◆ Data for the task ◆
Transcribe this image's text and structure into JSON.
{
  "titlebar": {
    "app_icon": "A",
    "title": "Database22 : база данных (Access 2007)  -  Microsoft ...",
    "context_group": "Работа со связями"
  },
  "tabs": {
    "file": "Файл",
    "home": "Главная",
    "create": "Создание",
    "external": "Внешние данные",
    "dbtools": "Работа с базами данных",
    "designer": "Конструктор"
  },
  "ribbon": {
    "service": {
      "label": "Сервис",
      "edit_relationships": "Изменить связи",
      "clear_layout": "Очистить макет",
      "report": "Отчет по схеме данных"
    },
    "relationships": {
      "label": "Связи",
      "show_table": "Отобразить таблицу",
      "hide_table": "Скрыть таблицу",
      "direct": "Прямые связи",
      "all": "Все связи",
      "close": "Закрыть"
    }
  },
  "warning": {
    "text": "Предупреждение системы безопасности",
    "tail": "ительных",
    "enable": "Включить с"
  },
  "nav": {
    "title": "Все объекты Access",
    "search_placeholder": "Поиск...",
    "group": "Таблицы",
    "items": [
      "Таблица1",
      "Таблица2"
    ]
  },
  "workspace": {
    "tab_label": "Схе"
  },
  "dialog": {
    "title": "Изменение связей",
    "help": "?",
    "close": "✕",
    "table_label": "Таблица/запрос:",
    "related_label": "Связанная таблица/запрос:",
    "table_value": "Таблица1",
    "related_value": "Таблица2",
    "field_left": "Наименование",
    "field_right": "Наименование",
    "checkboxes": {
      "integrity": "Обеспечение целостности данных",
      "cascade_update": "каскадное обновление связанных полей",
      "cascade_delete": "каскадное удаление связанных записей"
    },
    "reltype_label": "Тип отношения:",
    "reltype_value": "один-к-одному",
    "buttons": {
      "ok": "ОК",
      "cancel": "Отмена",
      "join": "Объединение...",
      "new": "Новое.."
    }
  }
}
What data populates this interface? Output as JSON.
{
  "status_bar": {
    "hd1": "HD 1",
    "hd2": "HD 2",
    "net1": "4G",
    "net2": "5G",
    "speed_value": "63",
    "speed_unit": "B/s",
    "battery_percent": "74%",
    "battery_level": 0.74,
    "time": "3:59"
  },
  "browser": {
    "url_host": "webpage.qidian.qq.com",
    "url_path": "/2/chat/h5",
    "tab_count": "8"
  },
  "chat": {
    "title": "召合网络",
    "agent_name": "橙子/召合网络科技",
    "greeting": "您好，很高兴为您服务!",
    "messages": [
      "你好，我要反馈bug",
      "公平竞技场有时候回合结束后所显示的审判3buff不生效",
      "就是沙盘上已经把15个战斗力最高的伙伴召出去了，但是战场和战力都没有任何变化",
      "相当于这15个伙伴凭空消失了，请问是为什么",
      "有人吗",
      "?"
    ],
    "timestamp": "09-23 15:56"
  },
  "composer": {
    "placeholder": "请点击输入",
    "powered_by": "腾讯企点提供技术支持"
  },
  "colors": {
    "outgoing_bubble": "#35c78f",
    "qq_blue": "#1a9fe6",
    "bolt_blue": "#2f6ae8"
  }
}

◆ Brief ◆
Extract the lines above from the one containing "What data populates" to the last line, both included, exactly as written.

◆ Task answer ◆
What data populates this interface? Output as JSON.
{
  "status_bar": {
    "hd1": "HD 1",
    "hd2": "HD 2",
    "net1": "4G",
    "net2": "5G",
    "speed_value": "63",
    "speed_unit": "B/s",
    "battery_percent": "74%",
    "battery_level": 0.74,
    "time": "3:59"
  },
  "browser": {
    "url_host": "webpage.qidian.qq.com",
    "url_path": "/2/chat/h5",
    "tab_count": "8"
  },
  "chat": {
    "title": "召合网络",
    "agent_name": "橙子/召合网络科技",
    "greeting": "您好，很高兴为您服务!",
    "messages": [
      "你好，我要反馈bug",
      "公平竞技场有时候回合结束后所显示的审判3buff不生效",
      "就是沙盘上已经把15个战斗力最高的伙伴召出去了，但是战场和战力都没有任何变化",
      "相当于这15个伙伴凭空消失了，请问是为什么",
      "有人吗",
      "?"
    ],
    "timestamp": "09-23 15:56"
  },
  "composer": {
    "placeholder": "请点击输入",
    "powered_by": "腾讯企点提供技术支持"
  },
  "colors": {
    "outgoing_bubble": "#35c78f",
    "qq_blue": "#1a9fe6",
    "bolt_blue": "#2f6ae8"
  }
}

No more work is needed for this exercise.